• [Material shown]:
• • •

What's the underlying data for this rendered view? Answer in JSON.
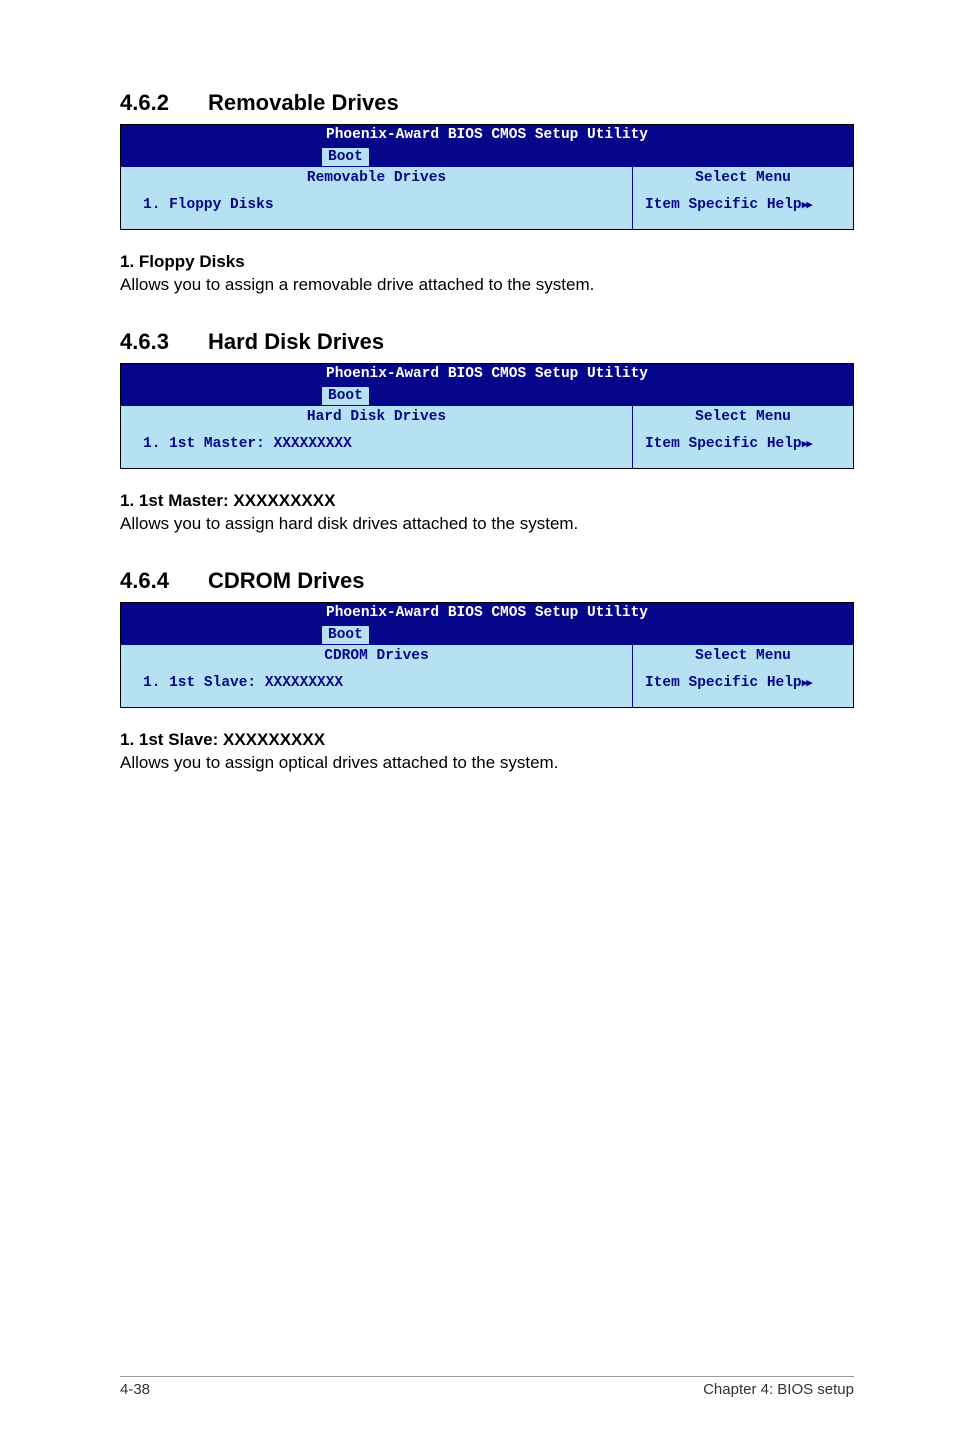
{
  "s462": {
    "num": "4.6.2",
    "title": "Removable Drives",
    "bios": {
      "utility": "Phoenix-Award BIOS CMOS Setup Utility",
      "tab": "Boot",
      "panel_title": "Removable Drives",
      "select_menu": "Select Menu",
      "item": "1. Floppy Disks",
      "help": "Item Specific Help"
    },
    "sub": "1. Floppy Disks",
    "desc": "Allows you to assign a removable drive attached to the system."
  },
  "s463": {
    "num": "4.6.3",
    "title": "Hard Disk Drives",
    "bios": {
      "utility": "Phoenix-Award BIOS CMOS Setup Utility",
      "tab": "Boot",
      "panel_title": "Hard Disk Drives",
      "select_menu": "Select Menu",
      "item": "1. 1st Master: XXXXXXXXX",
      "help": "Item Specific Help"
    },
    "sub": "1. 1st Master: XXXXXXXXX",
    "desc": "Allows you to assign hard disk drives attached to the system."
  },
  "s464": {
    "num": "4.6.4",
    "title": "CDROM Drives",
    "bios": {
      "utility": "Phoenix-Award BIOS CMOS Setup Utility",
      "tab": "Boot",
      "panel_title": "CDROM Drives",
      "select_menu": "Select Menu",
      "item": "1. 1st Slave: XXXXXXXXX",
      "help": "Item Specific Help"
    },
    "sub": "1. 1st Slave: XXXXXXXXX",
    "desc": "Allows you to assign optical drives attached to the system."
  },
  "footer": {
    "page": "4-38",
    "chapter": "Chapter 4: BIOS setup"
  }
}
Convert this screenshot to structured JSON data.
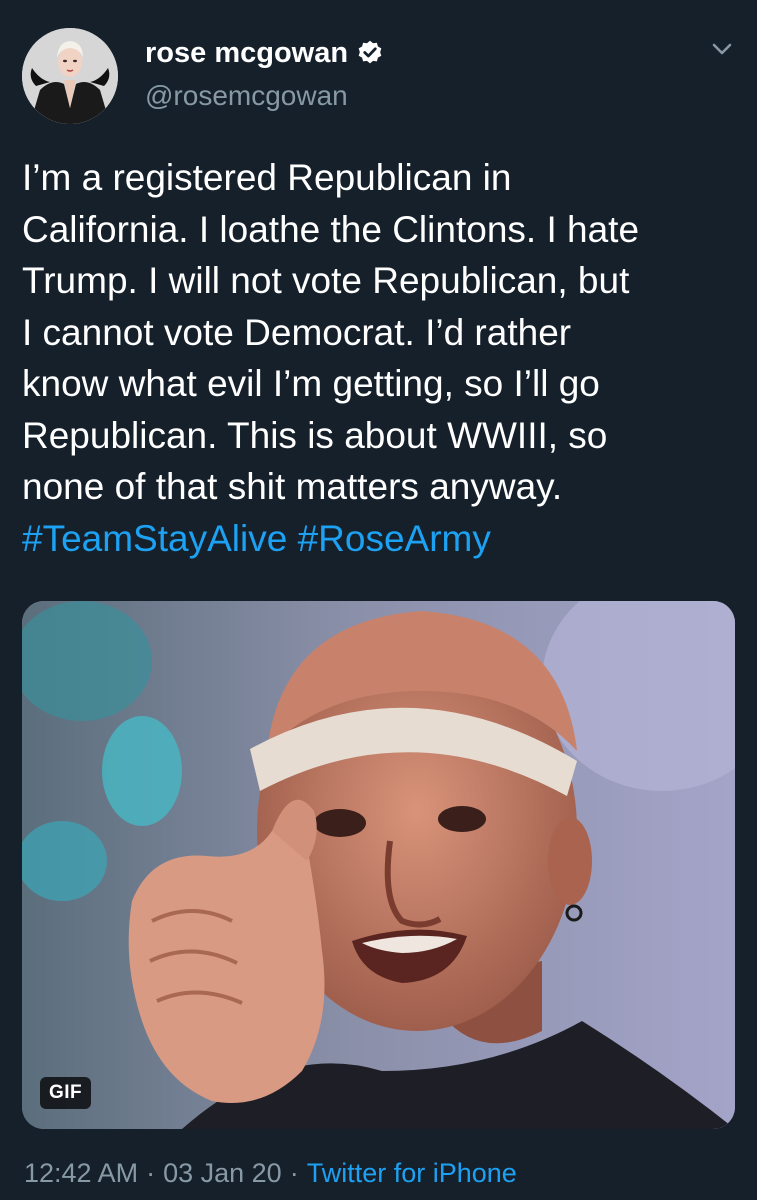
{
  "user": {
    "display_name": "rose mcgowan",
    "handle": "@rosemcgowan",
    "verified_icon": "verified-badge-icon"
  },
  "tweet": {
    "lines": [
      "I’m a registered Republican in",
      "California. I loathe the Clintons. I hate",
      "Trump. I will not vote Republican, but",
      "I cannot vote Democrat. I’d rather",
      "know what evil I’m getting, so I’ll go",
      "Republican. This is about WWIII, so",
      "none of that shit matters anyway."
    ],
    "hashtags": [
      "#TeamStayAlive",
      "#RoseArmy"
    ]
  },
  "media": {
    "badge": "GIF"
  },
  "footer": {
    "time": "12:42 AM",
    "separator": "·",
    "date": "03 Jan 20",
    "source": "Twitter for iPhone"
  },
  "colors": {
    "background": "#15202b",
    "text": "#ffffff",
    "secondary": "#8899a6",
    "accent": "#1da1f2"
  }
}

• • •

• [Directions for this task]: Output all of the entries verbatim, leaving out any images.

• [Complete response]:
What's the underlying data for this rendered view? Answer in JSON.
{
  "s462": {
    "num": "4.6.2",
    "title": "Removable Drives",
    "bios": {
      "utility": "Phoenix-Award BIOS CMOS Setup Utility",
      "tab": "Boot",
      "panel_title": "Removable Drives",
      "select_menu": "Select Menu",
      "item": "1. Floppy Disks",
      "help": "Item Specific Help"
    },
    "sub": "1. Floppy Disks",
    "desc": "Allows you to assign a removable drive attached to the system."
  },
  "s463": {
    "num": "4.6.3",
    "title": "Hard Disk Drives",
    "bios": {
      "utility": "Phoenix-Award BIOS CMOS Setup Utility",
      "tab": "Boot",
      "panel_title": "Hard Disk Drives",
      "select_menu": "Select Menu",
      "item": "1. 1st Master: XXXXXXXXX",
      "help": "Item Specific Help"
    },
    "sub": "1. 1st Master: XXXXXXXXX",
    "desc": "Allows you to assign hard disk drives attached to the system."
  },
  "s464": {
    "num": "4.6.4",
    "title": "CDROM Drives",
    "bios": {
      "utility": "Phoenix-Award BIOS CMOS Setup Utility",
      "tab": "Boot",
      "panel_title": "CDROM Drives",
      "select_menu": "Select Menu",
      "item": "1. 1st Slave: XXXXXXXXX",
      "help": "Item Specific Help"
    },
    "sub": "1. 1st Slave: XXXXXXXXX",
    "desc": "Allows you to assign optical drives attached to the system."
  },
  "footer": {
    "page": "4-38",
    "chapter": "Chapter 4: BIOS setup"
  }
}
Convert this screenshot to structured JSON data.
{
  "user": {
    "display_name": "rose mcgowan",
    "handle": "@rosemcgowan",
    "verified_icon": "verified-badge-icon"
  },
  "tweet": {
    "lines": [
      "I’m a registered Republican in",
      "California. I loathe the Clintons. I hate",
      "Trump. I will not vote Republican, but",
      "I cannot vote Democrat. I’d rather",
      "know what evil I’m getting, so I’ll go",
      "Republican. This is about WWIII, so",
      "none of that shit matters anyway."
    ],
    "hashtags": [
      "#TeamStayAlive",
      "#RoseArmy"
    ]
  },
  "media": {
    "badge": "GIF"
  },
  "footer": {
    "time": "12:42 AM",
    "separator": "·",
    "date": "03 Jan 20",
    "source": "Twitter for iPhone"
  },
  "colors": {
    "background": "#15202b",
    "text": "#ffffff",
    "secondary": "#8899a6",
    "accent": "#1da1f2"
  }
}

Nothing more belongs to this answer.